*Exercise objective:*
Scan the lines below for the string "name" and copy every one that has it.

begin

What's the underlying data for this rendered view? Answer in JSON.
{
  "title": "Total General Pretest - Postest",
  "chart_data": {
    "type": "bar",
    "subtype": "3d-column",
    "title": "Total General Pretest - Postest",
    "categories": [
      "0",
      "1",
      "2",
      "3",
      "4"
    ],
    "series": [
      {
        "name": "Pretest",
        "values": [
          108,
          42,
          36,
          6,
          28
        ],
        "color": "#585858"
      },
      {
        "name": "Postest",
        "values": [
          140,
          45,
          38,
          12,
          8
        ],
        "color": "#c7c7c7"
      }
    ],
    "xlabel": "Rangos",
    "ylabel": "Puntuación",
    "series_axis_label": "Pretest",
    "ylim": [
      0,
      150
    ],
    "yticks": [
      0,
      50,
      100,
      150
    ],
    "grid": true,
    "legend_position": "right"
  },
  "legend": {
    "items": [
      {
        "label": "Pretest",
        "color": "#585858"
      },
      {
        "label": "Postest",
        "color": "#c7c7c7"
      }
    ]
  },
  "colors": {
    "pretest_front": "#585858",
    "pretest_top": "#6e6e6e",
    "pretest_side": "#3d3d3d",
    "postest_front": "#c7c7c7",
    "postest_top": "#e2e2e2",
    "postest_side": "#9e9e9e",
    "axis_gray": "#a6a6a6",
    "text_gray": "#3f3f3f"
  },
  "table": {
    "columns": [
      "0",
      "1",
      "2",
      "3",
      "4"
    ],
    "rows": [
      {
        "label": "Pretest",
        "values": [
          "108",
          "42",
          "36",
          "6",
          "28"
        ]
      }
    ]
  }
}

end
begin

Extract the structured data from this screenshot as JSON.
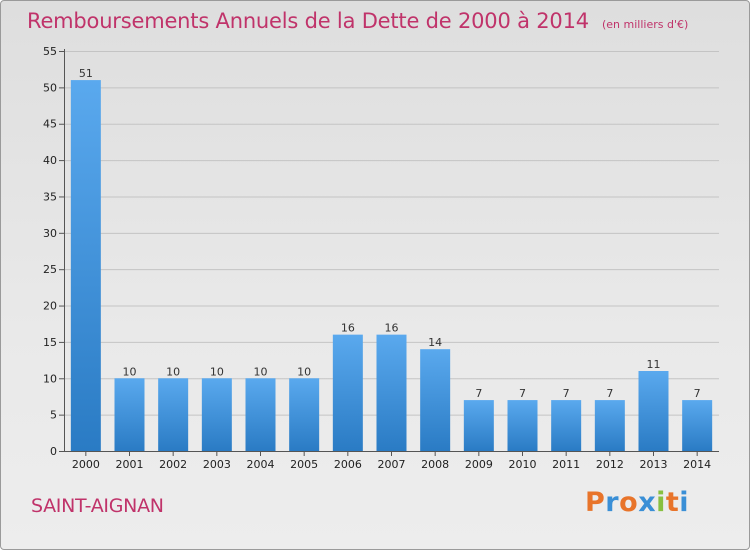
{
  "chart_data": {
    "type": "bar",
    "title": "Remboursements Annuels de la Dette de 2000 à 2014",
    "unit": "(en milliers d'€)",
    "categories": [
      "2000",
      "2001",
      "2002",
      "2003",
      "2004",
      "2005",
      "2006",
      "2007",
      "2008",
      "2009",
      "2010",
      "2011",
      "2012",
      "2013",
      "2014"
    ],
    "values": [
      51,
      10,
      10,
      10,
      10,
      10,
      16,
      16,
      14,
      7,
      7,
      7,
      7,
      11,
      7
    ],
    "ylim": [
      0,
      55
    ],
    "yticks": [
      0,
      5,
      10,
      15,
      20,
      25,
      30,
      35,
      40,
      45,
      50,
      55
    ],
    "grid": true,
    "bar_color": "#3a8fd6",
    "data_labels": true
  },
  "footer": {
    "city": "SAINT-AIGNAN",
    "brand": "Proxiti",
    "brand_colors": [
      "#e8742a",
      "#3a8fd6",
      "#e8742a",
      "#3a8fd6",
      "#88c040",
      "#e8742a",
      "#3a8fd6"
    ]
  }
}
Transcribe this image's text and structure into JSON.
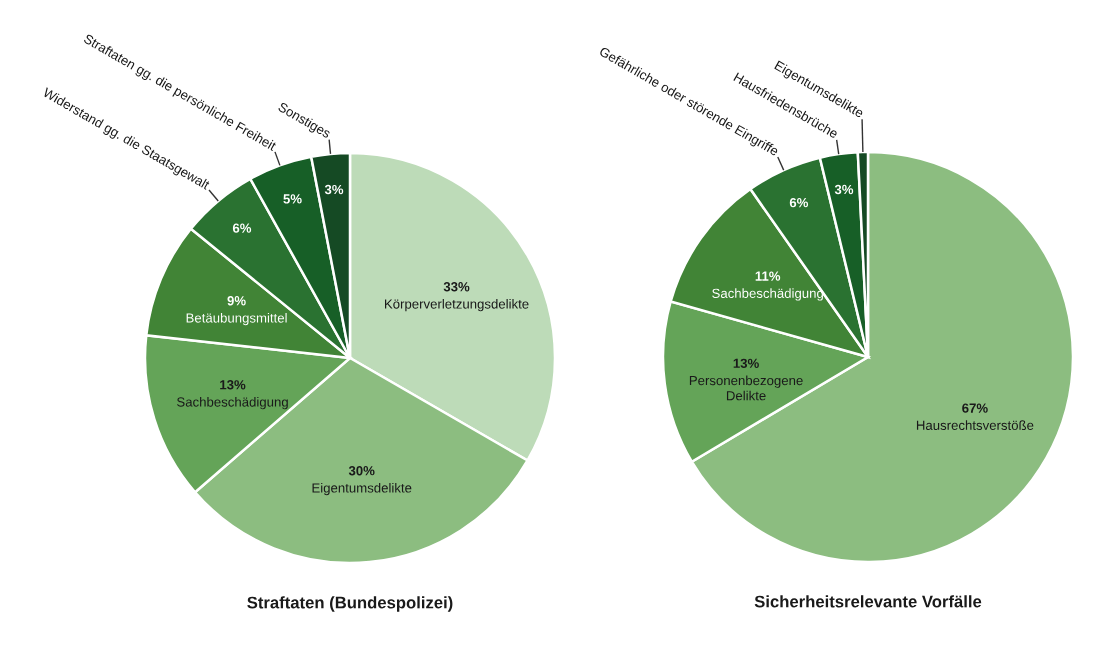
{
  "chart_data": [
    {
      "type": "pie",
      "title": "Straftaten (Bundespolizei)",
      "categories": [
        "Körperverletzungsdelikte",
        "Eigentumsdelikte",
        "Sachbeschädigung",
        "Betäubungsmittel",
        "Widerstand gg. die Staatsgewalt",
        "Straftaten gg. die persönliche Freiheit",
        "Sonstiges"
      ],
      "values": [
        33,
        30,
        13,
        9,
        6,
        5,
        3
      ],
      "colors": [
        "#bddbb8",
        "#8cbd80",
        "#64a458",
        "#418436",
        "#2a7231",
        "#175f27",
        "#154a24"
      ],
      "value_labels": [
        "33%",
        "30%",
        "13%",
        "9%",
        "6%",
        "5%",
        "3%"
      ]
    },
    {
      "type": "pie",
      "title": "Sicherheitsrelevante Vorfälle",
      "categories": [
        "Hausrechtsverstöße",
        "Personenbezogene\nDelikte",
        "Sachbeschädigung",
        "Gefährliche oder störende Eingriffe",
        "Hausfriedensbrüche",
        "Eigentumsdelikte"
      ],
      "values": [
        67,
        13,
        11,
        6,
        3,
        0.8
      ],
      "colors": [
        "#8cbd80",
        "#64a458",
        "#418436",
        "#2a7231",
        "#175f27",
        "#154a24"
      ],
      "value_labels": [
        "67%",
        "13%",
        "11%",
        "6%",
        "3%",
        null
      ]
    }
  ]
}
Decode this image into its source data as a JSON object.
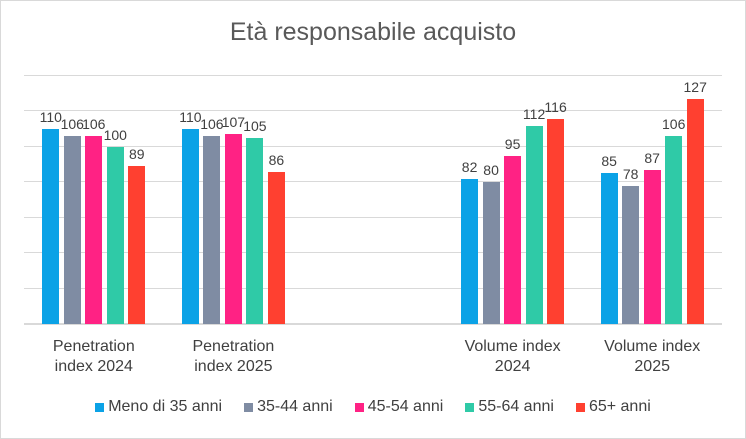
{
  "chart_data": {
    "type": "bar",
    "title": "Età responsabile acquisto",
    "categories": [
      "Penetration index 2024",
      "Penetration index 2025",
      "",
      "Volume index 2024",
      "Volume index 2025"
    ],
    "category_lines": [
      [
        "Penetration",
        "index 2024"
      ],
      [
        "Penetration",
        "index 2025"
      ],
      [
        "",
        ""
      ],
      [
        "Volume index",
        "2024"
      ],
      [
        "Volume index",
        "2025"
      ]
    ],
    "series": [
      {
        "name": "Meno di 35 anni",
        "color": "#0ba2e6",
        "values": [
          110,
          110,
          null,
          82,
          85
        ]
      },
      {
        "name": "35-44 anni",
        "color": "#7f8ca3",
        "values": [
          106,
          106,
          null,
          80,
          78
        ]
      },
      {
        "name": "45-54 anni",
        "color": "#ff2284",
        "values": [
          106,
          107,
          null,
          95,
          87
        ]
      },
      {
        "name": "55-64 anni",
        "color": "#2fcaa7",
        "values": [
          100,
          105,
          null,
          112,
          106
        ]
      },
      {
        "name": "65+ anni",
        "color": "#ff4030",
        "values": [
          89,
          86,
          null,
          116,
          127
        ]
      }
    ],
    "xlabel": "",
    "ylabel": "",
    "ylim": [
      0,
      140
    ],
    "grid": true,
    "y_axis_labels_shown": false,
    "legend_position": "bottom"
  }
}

end

*Complete answer:*
        "name": "Pretest",
        "name": "Postest",
        "name": "Meno di 35 anni",
        "name": "35-44 anni",
        "name": "45-54 anni",
        "name": "55-64 anni",
        "name": "65+ anni",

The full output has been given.